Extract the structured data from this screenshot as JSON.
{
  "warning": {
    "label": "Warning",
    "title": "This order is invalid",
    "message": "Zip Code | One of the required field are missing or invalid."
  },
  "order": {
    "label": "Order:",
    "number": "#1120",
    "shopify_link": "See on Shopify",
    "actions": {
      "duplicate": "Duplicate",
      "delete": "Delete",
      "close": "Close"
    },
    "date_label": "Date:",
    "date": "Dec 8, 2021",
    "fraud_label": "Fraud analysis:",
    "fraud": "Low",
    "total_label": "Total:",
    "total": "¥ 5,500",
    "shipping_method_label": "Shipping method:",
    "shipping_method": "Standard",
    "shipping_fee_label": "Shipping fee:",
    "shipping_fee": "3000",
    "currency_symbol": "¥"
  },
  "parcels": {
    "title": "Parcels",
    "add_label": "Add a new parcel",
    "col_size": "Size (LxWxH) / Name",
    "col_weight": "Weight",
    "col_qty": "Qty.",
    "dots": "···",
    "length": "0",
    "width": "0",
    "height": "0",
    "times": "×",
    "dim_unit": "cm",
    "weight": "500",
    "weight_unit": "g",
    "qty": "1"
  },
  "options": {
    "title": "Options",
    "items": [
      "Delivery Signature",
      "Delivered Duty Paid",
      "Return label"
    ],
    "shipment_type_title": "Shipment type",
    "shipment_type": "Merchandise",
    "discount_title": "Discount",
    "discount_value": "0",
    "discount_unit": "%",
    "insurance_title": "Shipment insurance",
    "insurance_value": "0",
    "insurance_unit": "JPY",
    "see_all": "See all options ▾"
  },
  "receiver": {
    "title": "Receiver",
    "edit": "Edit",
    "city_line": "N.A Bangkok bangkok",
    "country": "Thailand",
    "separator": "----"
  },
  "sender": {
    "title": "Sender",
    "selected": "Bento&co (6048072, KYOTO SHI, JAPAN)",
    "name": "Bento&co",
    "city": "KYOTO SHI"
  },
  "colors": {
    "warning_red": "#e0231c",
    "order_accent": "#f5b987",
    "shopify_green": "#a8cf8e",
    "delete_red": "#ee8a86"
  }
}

- Written problem:
Write out the material from the first line to the last, exactly.

- Result for this exercise:
Extract the structured data from this screenshot as JSON.
{
  "warning": {
    "label": "Warning",
    "title": "This order is invalid",
    "message": "Zip Code | One of the required field are missing or invalid."
  },
  "order": {
    "label": "Order:",
    "number": "#1120",
    "shopify_link": "See on Shopify",
    "actions": {
      "duplicate": "Duplicate",
      "delete": "Delete",
      "close": "Close"
    },
    "date_label": "Date:",
    "date": "Dec 8, 2021",
    "fraud_label": "Fraud analysis:",
    "fraud": "Low",
    "total_label": "Total:",
    "total": "¥ 5,500",
    "shipping_method_label": "Shipping method:",
    "shipping_method": "Standard",
    "shipping_fee_label": "Shipping fee:",
    "shipping_fee": "3000",
    "currency_symbol": "¥"
  },
  "parcels": {
    "title": "Parcels",
    "add_label": "Add a new parcel",
    "col_size": "Size (LxWxH) / Name",
    "col_weight": "Weight",
    "col_qty": "Qty.",
    "dots": "···",
    "length": "0",
    "width": "0",
    "height": "0",
    "times": "×",
    "dim_unit": "cm",
    "weight": "500",
    "weight_unit": "g",
    "qty": "1"
  },
  "options": {
    "title": "Options",
    "items": [
      "Delivery Signature",
      "Delivered Duty Paid",
      "Return label"
    ],
    "shipment_type_title": "Shipment type",
    "shipment_type": "Merchandise",
    "discount_title": "Discount",
    "discount_value": "0",
    "discount_unit": "%",
    "insurance_title": "Shipment insurance",
    "insurance_value": "0",
    "insurance_unit": "JPY",
    "see_all": "See all options ▾"
  },
  "receiver": {
    "title": "Receiver",
    "edit": "Edit",
    "city_line": "N.A Bangkok bangkok",
    "country": "Thailand",
    "separator": "----"
  },
  "sender": {
    "title": "Sender",
    "selected": "Bento&co (6048072, KYOTO SHI, JAPAN)",
    "name": "Bento&co",
    "city": "KYOTO SHI"
  },
  "colors": {
    "warning_red": "#e0231c",
    "order_accent": "#f5b987",
    "shopify_green": "#a8cf8e",
    "delete_red": "#ee8a86"
  }
}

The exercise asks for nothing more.